The entries below are to be transcribed in full, without their images.

** START Dataset excerpts **

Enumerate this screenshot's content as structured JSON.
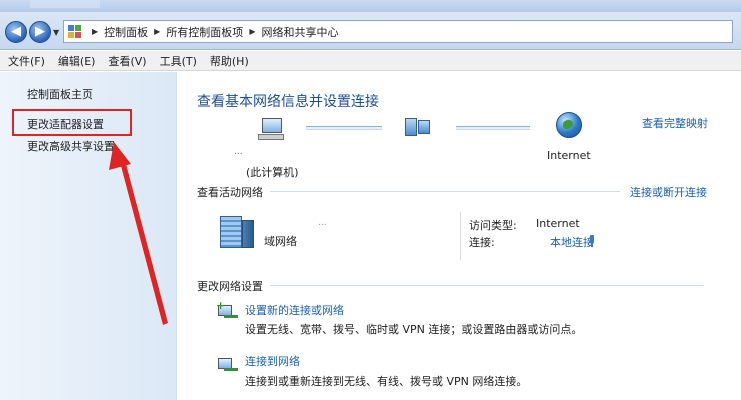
{
  "address_bar": {
    "crumbs": [
      "控制面板",
      "所有控制面板项",
      "网络和共享中心"
    ]
  },
  "menu": [
    "文件(F)",
    "编辑(E)",
    "查看(V)",
    "工具(T)",
    "帮助(H)"
  ],
  "sidebar": {
    "home": "控制面板主页",
    "adapter": "更改适配器设置",
    "sharing": "更改高级共享设置"
  },
  "main": {
    "heading": "查看基本网络信息并设置连接",
    "full_map": "查看完整映射",
    "map": {
      "pc_dots": "...",
      "pc_label": "(此计算机)",
      "internet_label": "Internet"
    },
    "active": {
      "title": "查看活动网络",
      "connect_link": "连接或断开连接",
      "net_dots": "...",
      "network_name": "域网络",
      "access_type_label": "访问类型:",
      "access_type_value": "Internet",
      "connection_label": "连接:",
      "connection_value": "本地连接"
    },
    "change": {
      "title": "更改网络设置",
      "tasks": [
        {
          "title": "设置新的连接或网络",
          "desc": "设置无线、宽带、拨号、临时或 VPN 连接；或设置路由器或访问点。"
        },
        {
          "title": "连接到网络",
          "desc": "连接到或重新连接到无线、有线、拨号或 VPN 网络连接。"
        }
      ]
    }
  },
  "colors": {
    "link": "#1a5fb4",
    "heading": "#1c4e9c",
    "annotation": "#e02424"
  }
}
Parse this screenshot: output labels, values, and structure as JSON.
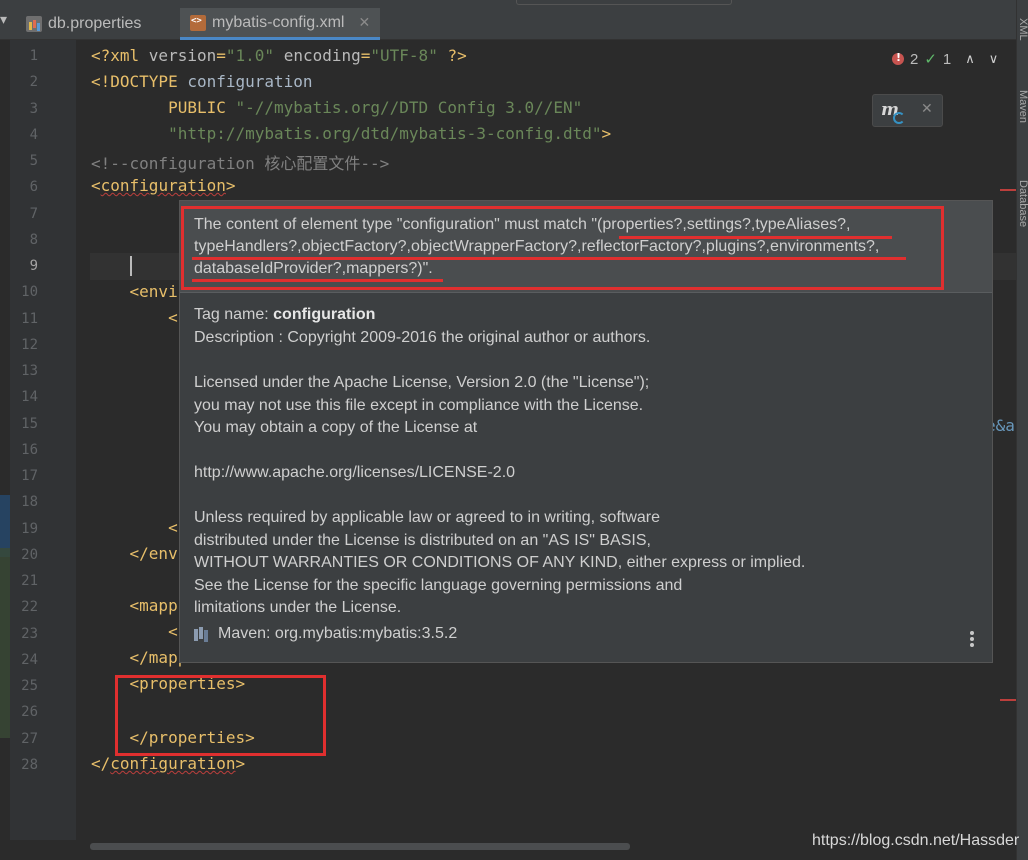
{
  "tabs": [
    {
      "label": "db.properties",
      "active": false
    },
    {
      "label": "mybatis-config.xml",
      "active": true
    }
  ],
  "inspection": {
    "errors": "2",
    "warnings": "1"
  },
  "code_lines": [
    "<?xml version=\"1.0\" encoding=\"UTF-8\" ?>",
    "<!DOCTYPE configuration",
    "        PUBLIC \"-//mybatis.org//DTD Config 3.0//EN\"",
    "        \"http://mybatis.org/dtd/mybatis-3-config.dtd\">",
    "<!--configuration 核心配置文件-->",
    "<configuration>",
    "",
    "",
    "",
    "    <envi",
    "        <",
    "",
    "",
    "",
    "",
    "",
    "",
    "",
    "        <",
    "    </envi",
    "",
    "    <mapp",
    "        <",
    "    </mappers>",
    "    <properties>",
    "",
    "    </properties>",
    "</configuration>"
  ],
  "line_numbers": [
    "1",
    "2",
    "3",
    "4",
    "5",
    "6",
    "7",
    "8",
    "9",
    "10",
    "11",
    "12",
    "13",
    "14",
    "15",
    "16",
    "17",
    "18",
    "19",
    "20",
    "21",
    "22",
    "23",
    "24",
    "25",
    "26",
    "27",
    "28"
  ],
  "code_fragment_right": "e&a",
  "tooltip": {
    "error_lines": [
      "The content of element type \"configuration\" must match \"(properties?,settings?,typeAliases?,",
      "typeHandlers?,objectFactory?,objectWrapperFactory?,reflectorFactory?,plugins?,environments?,",
      "databaseIdProvider?,mappers?)\"."
    ],
    "tag_name_label": "Tag name: ",
    "tag_name": "configuration",
    "description_lines": [
      "Description : Copyright 2009-2016 the original author or authors.",
      "",
      "Licensed under the Apache License, Version 2.0 (the \"License\");",
      "you may not use this file except in compliance with the License.",
      "You may obtain a copy of the License at",
      "",
      "http://www.apache.org/licenses/LICENSE-2.0",
      "",
      "Unless required by applicable law or agreed to in writing, software",
      "distributed under the License is distributed on an \"AS IS\" BASIS,",
      "WITHOUT WARRANTIES OR CONDITIONS OF ANY KIND, either express or implied.",
      "See the License for the specific language governing permissions and",
      "limitations under the License."
    ],
    "maven_label": "Maven: org.mybatis:mybatis:3.5.2"
  },
  "right_sidebar": [
    "XML",
    "Maven",
    "Database"
  ],
  "watermark": "https://blog.csdn.net/Hassder",
  "icons": [
    "properties-file-icon",
    "xml-file-icon",
    "error-icon",
    "check-icon",
    "maven-icon",
    "library-icon",
    "more-icon"
  ],
  "colors": {
    "error_red": "#e02f2f",
    "tag": "#e8bf6a",
    "string": "#6a8759",
    "comment": "#808080"
  }
}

** END Dataset excerpts **

▸ **Solved problem**:
Enumerate this screenshot's content as structured JSON.
{
  "address_bar": {
    "crumbs": [
      "控制面板",
      "所有控制面板项",
      "网络和共享中心"
    ]
  },
  "menu": [
    "文件(F)",
    "编辑(E)",
    "查看(V)",
    "工具(T)",
    "帮助(H)"
  ],
  "sidebar": {
    "home": "控制面板主页",
    "adapter": "更改适配器设置",
    "sharing": "更改高级共享设置"
  },
  "main": {
    "heading": "查看基本网络信息并设置连接",
    "full_map": "查看完整映射",
    "map": {
      "pc_dots": "...",
      "pc_label": "(此计算机)",
      "internet_label": "Internet"
    },
    "active": {
      "title": "查看活动网络",
      "connect_link": "连接或断开连接",
      "net_dots": "...",
      "network_name": "域网络",
      "access_type_label": "访问类型:",
      "access_type_value": "Internet",
      "connection_label": "连接:",
      "connection_value": "本地连接"
    },
    "change": {
      "title": "更改网络设置",
      "tasks": [
        {
          "title": "设置新的连接或网络",
          "desc": "设置无线、宽带、拨号、临时或 VPN 连接；或设置路由器或访问点。"
        },
        {
          "title": "连接到网络",
          "desc": "连接到或重新连接到无线、有线、拨号或 VPN 网络连接。"
        }
      ]
    }
  },
  "colors": {
    "link": "#1a5fb4",
    "heading": "#1c4e9c",
    "annotation": "#e02424"
  }
}
Parse this screenshot: output labels, values, and structure as JSON.
{
  "tabs": [
    {
      "label": "db.properties",
      "active": false
    },
    {
      "label": "mybatis-config.xml",
      "active": true
    }
  ],
  "inspection": {
    "errors": "2",
    "warnings": "1"
  },
  "code_lines": [
    "<?xml version=\"1.0\" encoding=\"UTF-8\" ?>",
    "<!DOCTYPE configuration",
    "        PUBLIC \"-//mybatis.org//DTD Config 3.0//EN\"",
    "        \"http://mybatis.org/dtd/mybatis-3-config.dtd\">",
    "<!--configuration 核心配置文件-->",
    "<configuration>",
    "",
    "",
    "",
    "    <envi",
    "        <",
    "",
    "",
    "",
    "",
    "",
    "",
    "",
    "        <",
    "    </envi",
    "",
    "    <mapp",
    "        <",
    "    </mappers>",
    "    <properties>",
    "",
    "    </properties>",
    "</configuration>"
  ],
  "line_numbers": [
    "1",
    "2",
    "3",
    "4",
    "5",
    "6",
    "7",
    "8",
    "9",
    "10",
    "11",
    "12",
    "13",
    "14",
    "15",
    "16",
    "17",
    "18",
    "19",
    "20",
    "21",
    "22",
    "23",
    "24",
    "25",
    "26",
    "27",
    "28"
  ],
  "code_fragment_right": "e&a",
  "tooltip": {
    "error_lines": [
      "The content of element type \"configuration\" must match \"(properties?,settings?,typeAliases?,",
      "typeHandlers?,objectFactory?,objectWrapperFactory?,reflectorFactory?,plugins?,environments?,",
      "databaseIdProvider?,mappers?)\"."
    ],
    "tag_name_label": "Tag name: ",
    "tag_name": "configuration",
    "description_lines": [
      "Description : Copyright 2009-2016 the original author or authors.",
      "",
      "Licensed under the Apache License, Version 2.0 (the \"License\");",
      "you may not use this file except in compliance with the License.",
      "You may obtain a copy of the License at",
      "",
      "http://www.apache.org/licenses/LICENSE-2.0",
      "",
      "Unless required by applicable law or agreed to in writing, software",
      "distributed under the License is distributed on an \"AS IS\" BASIS,",
      "WITHOUT WARRANTIES OR CONDITIONS OF ANY KIND, either express or implied.",
      "See the License for the specific language governing permissions and",
      "limitations under the License."
    ],
    "maven_label": "Maven: org.mybatis:mybatis:3.5.2"
  },
  "right_sidebar": [
    "XML",
    "Maven",
    "Database"
  ],
  "watermark": "https://blog.csdn.net/Hassder",
  "icons": [
    "properties-file-icon",
    "xml-file-icon",
    "error-icon",
    "check-icon",
    "maven-icon",
    "library-icon",
    "more-icon"
  ],
  "colors": {
    "error_red": "#e02f2f",
    "tag": "#e8bf6a",
    "string": "#6a8759",
    "comment": "#808080"
  }
}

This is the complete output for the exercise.